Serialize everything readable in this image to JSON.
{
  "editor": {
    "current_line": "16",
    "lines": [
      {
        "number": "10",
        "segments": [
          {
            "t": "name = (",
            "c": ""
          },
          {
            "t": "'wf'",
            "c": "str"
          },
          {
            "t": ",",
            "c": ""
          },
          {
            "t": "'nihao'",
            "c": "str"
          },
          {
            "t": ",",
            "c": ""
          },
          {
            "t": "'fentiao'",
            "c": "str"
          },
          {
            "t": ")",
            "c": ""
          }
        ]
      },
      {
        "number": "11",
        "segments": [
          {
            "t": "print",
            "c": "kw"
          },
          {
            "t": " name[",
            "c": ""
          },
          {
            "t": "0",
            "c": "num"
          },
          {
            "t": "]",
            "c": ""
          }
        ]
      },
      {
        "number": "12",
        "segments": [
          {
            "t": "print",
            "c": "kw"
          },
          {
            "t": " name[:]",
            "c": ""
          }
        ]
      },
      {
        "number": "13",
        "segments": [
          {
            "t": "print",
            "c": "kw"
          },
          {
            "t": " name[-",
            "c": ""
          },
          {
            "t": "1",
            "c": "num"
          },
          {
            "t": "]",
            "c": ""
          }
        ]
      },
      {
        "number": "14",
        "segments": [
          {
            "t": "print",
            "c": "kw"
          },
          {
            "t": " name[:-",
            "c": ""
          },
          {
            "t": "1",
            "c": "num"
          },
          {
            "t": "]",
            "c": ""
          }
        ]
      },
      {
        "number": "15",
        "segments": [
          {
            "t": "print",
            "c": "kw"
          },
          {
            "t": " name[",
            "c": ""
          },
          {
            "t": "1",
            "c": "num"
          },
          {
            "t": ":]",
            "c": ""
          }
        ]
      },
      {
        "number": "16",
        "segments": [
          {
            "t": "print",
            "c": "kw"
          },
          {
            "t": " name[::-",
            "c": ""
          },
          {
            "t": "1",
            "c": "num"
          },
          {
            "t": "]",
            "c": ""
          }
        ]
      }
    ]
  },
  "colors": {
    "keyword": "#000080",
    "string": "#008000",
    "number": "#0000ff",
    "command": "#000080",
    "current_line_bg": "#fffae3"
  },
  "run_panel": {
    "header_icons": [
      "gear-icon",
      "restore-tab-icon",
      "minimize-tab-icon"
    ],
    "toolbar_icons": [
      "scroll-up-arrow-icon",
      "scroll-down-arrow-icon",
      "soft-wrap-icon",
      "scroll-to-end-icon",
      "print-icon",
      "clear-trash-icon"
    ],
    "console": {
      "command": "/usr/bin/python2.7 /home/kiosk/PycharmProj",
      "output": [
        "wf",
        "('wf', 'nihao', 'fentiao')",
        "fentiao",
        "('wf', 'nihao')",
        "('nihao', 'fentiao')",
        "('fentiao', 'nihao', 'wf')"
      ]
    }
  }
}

---*---

◆ **Written problem**:
In the records above, how many lines contain the string "name"? State that number only.

◆ **Output below**:
7